MATERIAL FOR THIS TASK:
↓

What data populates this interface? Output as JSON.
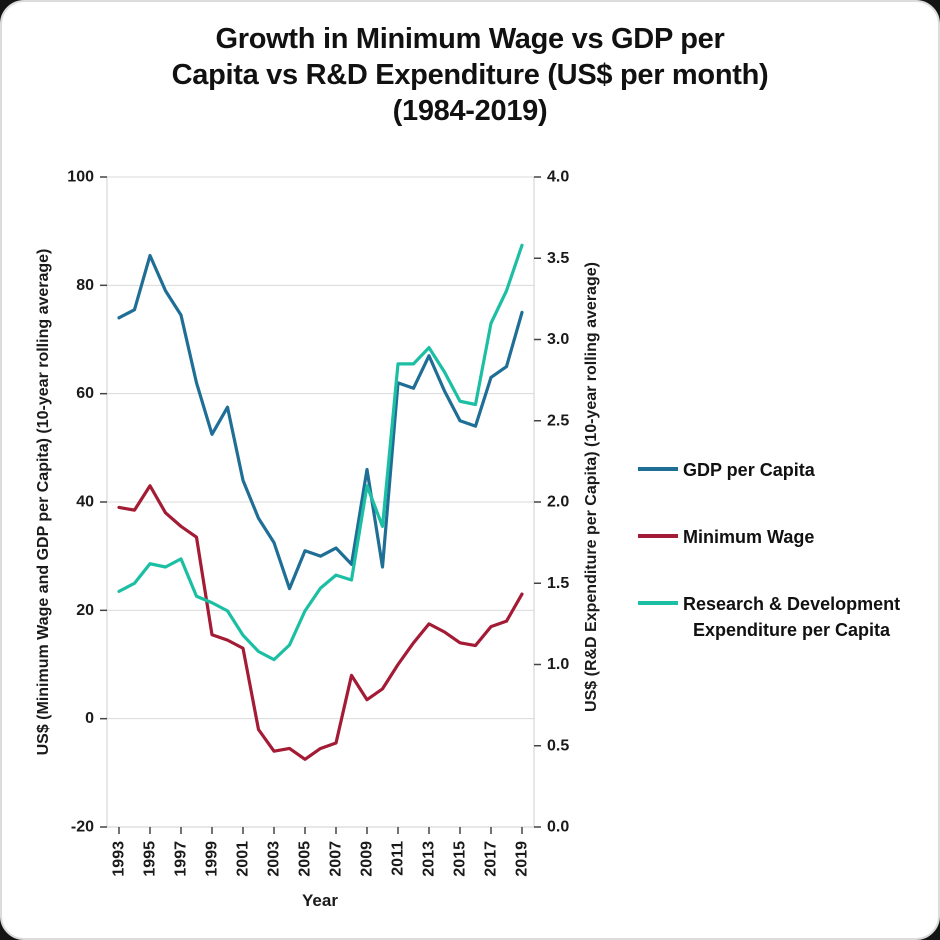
{
  "title": "Growth in Minimum Wage vs GDP per\nCapita vs R&D Expenditure (US$ per month)\n(1984-2019)",
  "axes": {
    "x_label": "Year",
    "y_left_label": "US$ (Minimum Wage and GDP per Capita) (10-year rolling average)",
    "y_right_label": "US$ (R&D Expenditure per Capita) (10-year rolling average)",
    "y_left_ticks": [
      "100",
      "80",
      "60",
      "40",
      "20",
      "0",
      "-20"
    ],
    "y_right_ticks": [
      "4.0",
      "3.5",
      "3.0",
      "2.5",
      "2.0",
      "1.5",
      "1.0",
      "0.5",
      "0.0"
    ],
    "x_ticks": [
      "1993",
      "1995",
      "1997",
      "1999",
      "2001",
      "2003",
      "2005",
      "2007",
      "2009",
      "2011",
      "2013",
      "2015",
      "2017",
      "2019"
    ]
  },
  "legend": [
    {
      "label": "GDP per Capita",
      "color": "#1f6e96"
    },
    {
      "label": "Minimum Wage",
      "color": "#a31b34"
    },
    {
      "label": "Research & Development\nExpenditure per Capita",
      "color": "#1cbfa4"
    }
  ],
  "chart_data": {
    "type": "line",
    "title": "Growth in Minimum Wage vs GDP per Capita vs R&D Expenditure (US$ per month) (1984-2019)",
    "xlabel": "Year",
    "ylabel_left": "US$ (Minimum Wage and GDP per Capita) (10-year rolling average)",
    "ylabel_right": "US$ (R&D Expenditure per Capita) (10-year rolling average)",
    "grid": true,
    "legend_position": "right",
    "y_left_range": [
      -20,
      100
    ],
    "y_right_range": [
      0,
      4
    ],
    "x": [
      1993,
      1994,
      1995,
      1996,
      1997,
      1998,
      1999,
      2000,
      2001,
      2002,
      2003,
      2004,
      2005,
      2006,
      2007,
      2008,
      2009,
      2010,
      2011,
      2012,
      2013,
      2014,
      2015,
      2016,
      2017,
      2018,
      2019
    ],
    "series": [
      {
        "name": "GDP per Capita",
        "axis": "left",
        "color": "#1f6e96",
        "values": [
          74,
          75.5,
          85.5,
          79,
          74.5,
          62,
          52.5,
          57.5,
          44,
          37,
          32.5,
          24,
          31,
          30,
          31.5,
          28.5,
          46,
          28,
          62,
          61,
          67,
          60.5,
          55,
          54,
          63,
          65,
          75
        ]
      },
      {
        "name": "Minimum Wage",
        "axis": "left",
        "color": "#a31b34",
        "values": [
          39,
          38.5,
          43,
          38,
          35.5,
          33.5,
          15.5,
          14.5,
          13,
          -2,
          -6,
          -5.5,
          -7.5,
          -5.5,
          -4.5,
          8,
          3.5,
          5.5,
          10,
          14,
          17.5,
          16,
          14,
          13.5,
          17,
          18,
          23
        ]
      },
      {
        "name": "Research & Development Expenditure per Capita",
        "axis": "right",
        "color": "#1cbfa4",
        "values": [
          1.45,
          1.5,
          1.62,
          1.6,
          1.65,
          1.42,
          1.38,
          1.33,
          1.18,
          1.08,
          1.03,
          1.12,
          1.33,
          1.47,
          1.55,
          1.52,
          2.1,
          1.85,
          2.85,
          2.85,
          2.95,
          2.8,
          2.62,
          2.6,
          3.1,
          3.3,
          3.58
        ]
      }
    ]
  }
}
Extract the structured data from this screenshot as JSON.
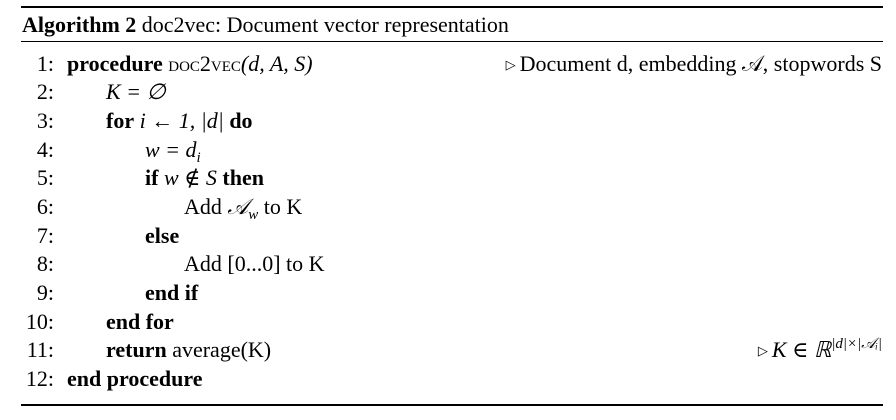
{
  "caption": {
    "label": "Algorithm 2",
    "title": "doc2vec: Document vector representation"
  },
  "lines": [
    {
      "num": "1:",
      "proc_kw": "procedure",
      "proc_name": "doc2vec",
      "args": "(d, A, S)",
      "comment": "Document d, embedding 𝒜, stopwords S"
    },
    {
      "num": "2:",
      "text": "K = ∅"
    },
    {
      "num": "3:",
      "kw": "for",
      "expr": "i ← 1, |d|",
      "kw2": "do"
    },
    {
      "num": "4:",
      "text": "w = d",
      "sub": "i"
    },
    {
      "num": "5:",
      "kw": "if",
      "expr": "w ∉ S",
      "kw2": "then"
    },
    {
      "num": "6:",
      "text_pre": "Add ",
      "cal": "𝒜",
      "sub": "w",
      "text_post": " to K"
    },
    {
      "num": "7:",
      "kw": "else"
    },
    {
      "num": "8:",
      "text": "Add [0...0] to K"
    },
    {
      "num": "9:",
      "kw": "end if"
    },
    {
      "num": "10:",
      "kw": "end for"
    },
    {
      "num": "11:",
      "kw": "return",
      "text": "average(K)",
      "comment": "K ∈ ℝ",
      "sup": "|d|×|𝒜ᵢ|"
    },
    {
      "num": "12:",
      "kw": "end procedure"
    }
  ]
}
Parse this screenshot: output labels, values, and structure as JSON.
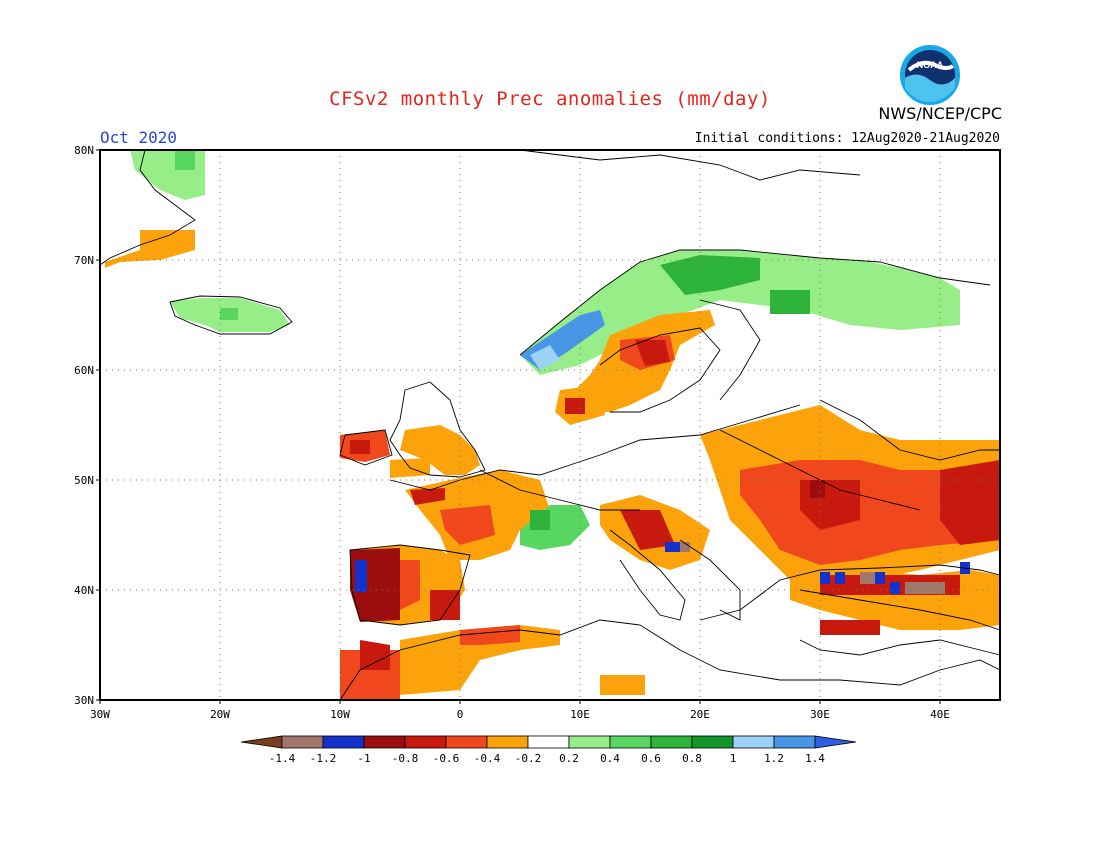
{
  "header": {
    "title": "CFSv2 monthly Prec anomalies (mm/day)",
    "month": "Oct 2020",
    "initial_conditions": "Initial conditions: 12Aug2020-21Aug2020",
    "org": "NWS/NCEP/CPC",
    "logo_text": "NOAA"
  },
  "map": {
    "projection": "equirectangular",
    "lon_range": [
      -30,
      45
    ],
    "lat_range": [
      30,
      80
    ],
    "lat_ticks": [
      "80N",
      "70N",
      "60N",
      "50N",
      "40N",
      "30N"
    ],
    "lon_ticks": [
      "30W",
      "20W",
      "10W",
      "0",
      "10E",
      "20E",
      "30E",
      "40E"
    ],
    "grid": "dotted"
  },
  "legend": {
    "labels": [
      "-1.4",
      "-1.2",
      "-1",
      "-0.8",
      "-0.6",
      "-0.4",
      "-0.2",
      "0.2",
      "0.4",
      "0.6",
      "0.8",
      "1",
      "1.2",
      "1.4"
    ],
    "colors": [
      "#7b3d1e",
      "#a0786b",
      "#1431cc",
      "#9c0d0d",
      "#c8190f",
      "#f0471d",
      "#fca20a",
      "#ffffff",
      "#97ee88",
      "#58d760",
      "#2fb43b",
      "#15962d",
      "#9cd2f5",
      "#4a96e6",
      "#2b5ee0"
    ]
  }
}
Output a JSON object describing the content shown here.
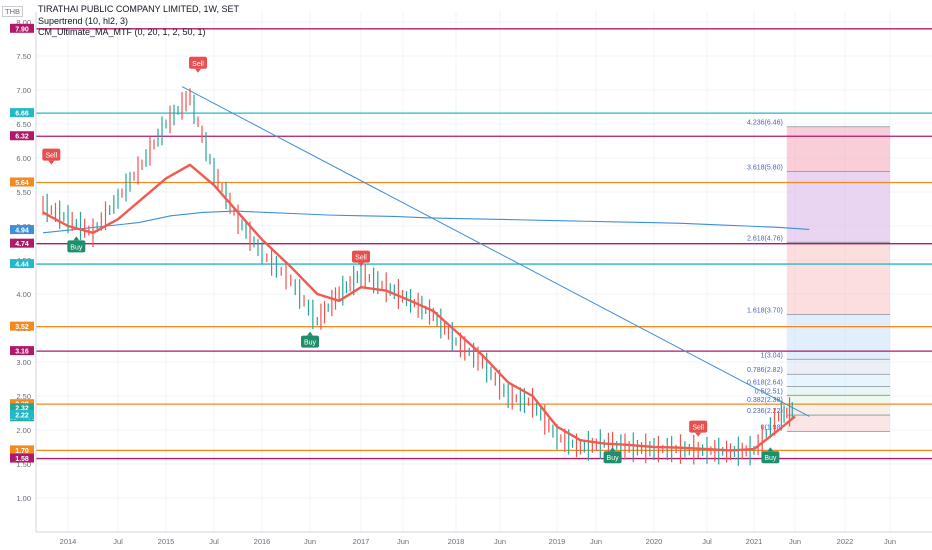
{
  "legend": {
    "title": "TIRATHAI PUBLIC COMPANY LIMITED, 1W, SET",
    "ind1": "Supertrend (10, hl2, 3)",
    "ind2": "CM_Ultimate_MA_MTF (0, 20, 1, 2, 50, 1)"
  },
  "currency_label": "THB",
  "colors": {
    "bg": "#ffffff",
    "grid": "#f0f3fa",
    "axis_text": "#6a6d78",
    "up": "#26a69a",
    "down": "#ef5350",
    "ma": "#f05b50",
    "ma_up": "#7ed67a",
    "trend": "#3d8fd8",
    "cyan": "#22b8c8",
    "orange": "#f28a20",
    "purple": "#b0186a",
    "buy": "#1f8f6b",
    "sell": "#e84f4f"
  },
  "chart_data": {
    "type": "line",
    "xlabel": "",
    "ylabel": "",
    "ylim": [
      0.5,
      8.0
    ],
    "grid": true,
    "x_ticks": [
      "2014",
      "Jul",
      "2015",
      "Jul",
      "2016",
      "Jun",
      "2017",
      "Jun",
      "2018",
      "Jun",
      "2019",
      "Jun",
      "2020",
      "Jul",
      "2021",
      "Jun",
      "2022",
      "Jun"
    ],
    "y_ticks": [
      1.0,
      1.5,
      2.0,
      2.5,
      3.0,
      3.5,
      4.0,
      4.5,
      5.0,
      5.5,
      6.0,
      6.5,
      7.0,
      7.5,
      8.0
    ],
    "price_x": [
      "2013-10",
      "2014-01",
      "2014-04",
      "2014-07",
      "2014-10",
      "2015-01",
      "2015-04",
      "2015-07",
      "2015-10",
      "2016-01",
      "2016-04",
      "2016-07",
      "2016-10",
      "2017-01",
      "2017-04",
      "2017-07",
      "2017-10",
      "2018-01",
      "2018-04",
      "2018-07",
      "2018-10",
      "2019-01",
      "2019-04",
      "2019-07",
      "2019-10",
      "2020-01",
      "2020-04",
      "2020-07",
      "2020-10",
      "2021-01",
      "2021-04",
      "2021-06"
    ],
    "price_y": [
      5.3,
      5.1,
      4.9,
      5.4,
      5.9,
      6.5,
      6.9,
      5.8,
      5.1,
      4.6,
      4.2,
      3.6,
      4.0,
      4.3,
      4.1,
      3.9,
      3.7,
      3.3,
      3.0,
      2.5,
      2.4,
      1.9,
      1.75,
      1.8,
      1.75,
      1.72,
      1.72,
      1.7,
      1.68,
      1.7,
      2.2,
      2.3
    ],
    "ma_y": [
      5.2,
      5.0,
      4.9,
      5.1,
      5.4,
      5.7,
      5.9,
      5.6,
      5.2,
      4.8,
      4.4,
      4.0,
      3.9,
      4.1,
      4.05,
      3.9,
      3.75,
      3.45,
      3.1,
      2.7,
      2.5,
      2.05,
      1.85,
      1.8,
      1.78,
      1.75,
      1.74,
      1.72,
      1.7,
      1.72,
      2.0,
      2.2
    ],
    "blue_ma_y": [
      4.9,
      4.95,
      5.0,
      5.05,
      5.15,
      5.2,
      5.22,
      5.2,
      5.18,
      5.16,
      5.15,
      5.14,
      5.12,
      5.11,
      5.1,
      5.09,
      5.08,
      5.07,
      5.06,
      5.05,
      5.04,
      5.02,
      5.0,
      4.98,
      4.95
    ],
    "trendline": {
      "from": [
        "2015-03",
        7.05
      ],
      "to": [
        "2021-08",
        2.2
      ]
    },
    "signals": [
      {
        "label": "Sell",
        "x": "2013-11",
        "y": 6.05
      },
      {
        "label": "Buy",
        "x": "2014-02",
        "y": 4.7
      },
      {
        "label": "Sell",
        "x": "2015-05",
        "y": 7.4
      },
      {
        "label": "Buy",
        "x": "2016-06",
        "y": 3.3
      },
      {
        "label": "Sell",
        "x": "2017-01",
        "y": 4.55
      },
      {
        "label": "Buy",
        "x": "2019-08",
        "y": 1.6
      },
      {
        "label": "Sell",
        "x": "2020-06",
        "y": 2.05
      },
      {
        "label": "Buy",
        "x": "2021-03",
        "y": 1.6
      }
    ],
    "hlines": [
      {
        "value": 7.9,
        "label": "7.90",
        "color": "purple"
      },
      {
        "value": 6.66,
        "label": "6.66",
        "color": "cyan"
      },
      {
        "value": 6.32,
        "label": "6.32",
        "color": "purple"
      },
      {
        "value": 5.64,
        "label": "5.64",
        "color": "orange"
      },
      {
        "value": 4.74,
        "label": "4.74",
        "color": "purple"
      },
      {
        "value": 4.44,
        "label": "4.44",
        "color": "cyan"
      },
      {
        "value": 3.52,
        "label": "3.52",
        "color": "orange"
      },
      {
        "value": 3.16,
        "label": "3.16",
        "color": "purple"
      },
      {
        "value": 2.38,
        "label": "2.38",
        "color": "orange"
      },
      {
        "value": 1.7,
        "label": "1.70",
        "color": "orange"
      },
      {
        "value": 1.58,
        "label": "1.58",
        "color": "purple"
      }
    ],
    "extra_axis_labels": [
      {
        "value": 4.94,
        "label": "4.94",
        "color": "trend"
      },
      {
        "value": 2.32,
        "label": "2.32",
        "color": "up",
        "sub": "22:40:38"
      },
      {
        "value": 2.22,
        "label": "2.22",
        "color": "cyan"
      }
    ],
    "fib": {
      "x_start": "2021-05",
      "x_end": "2022-06",
      "levels": [
        {
          "value": 6.46,
          "label": "4.236(6.46)"
        },
        {
          "value": 5.8,
          "label": "3.618(5.80)"
        },
        {
          "value": 4.76,
          "label": "2.618(4.76)"
        },
        {
          "value": 3.7,
          "label": "1.618(3.70)"
        },
        {
          "value": 3.04,
          "label": "1(3.04)"
        },
        {
          "value": 2.82,
          "label": "0.786(2.82)"
        },
        {
          "value": 2.64,
          "label": "0.618(2.64)"
        },
        {
          "value": 2.51,
          "label": "0.5(2.51)"
        },
        {
          "value": 2.38,
          "label": "0.382(2.38)"
        },
        {
          "value": 2.22,
          "label": "0.236(2.22)"
        },
        {
          "value": 1.98,
          "label": "0(1.98)"
        }
      ]
    }
  }
}
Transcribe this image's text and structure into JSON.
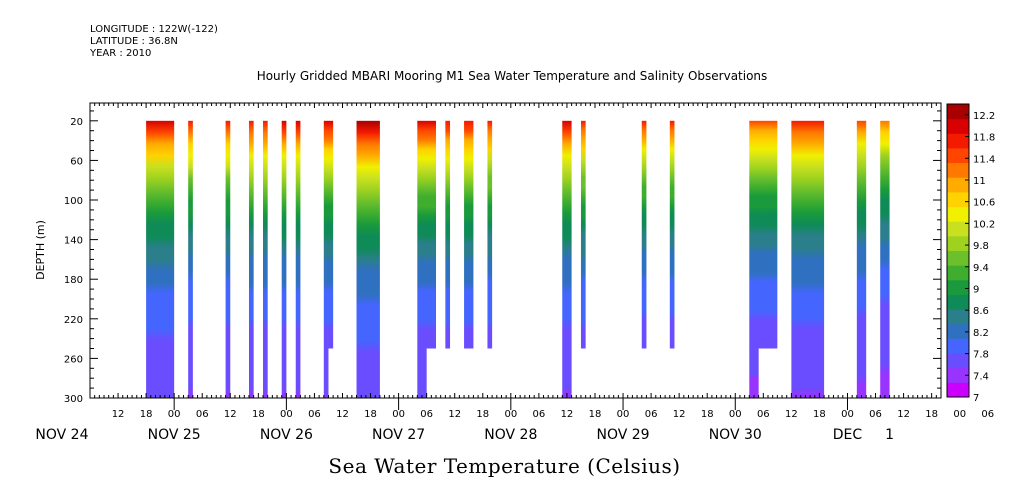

↑

OBJECTIVE: Copy, from the material above, each line in which the string "Minimum" occurs.

EXERCISE OUTPUT:
  "title": "Growth in Minimum Wage vs GDP per\nCapita vs R&D Expenditure (US$ per month)\n(1984-2019)",
    "y_left_label": "US$ (Minimum Wage and GDP per Capita) (10-year rolling average)",
      "label": "Minimum Wage",
    "title": "Growth in Minimum Wage vs GDP per Capita vs R&D Expenditure (US$ per month) (1984-2019)",
    "ylabel_left": "US$ (Minimum Wage and GDP per Capita) (10-year rolling average)",
        "name": "Minimum Wage",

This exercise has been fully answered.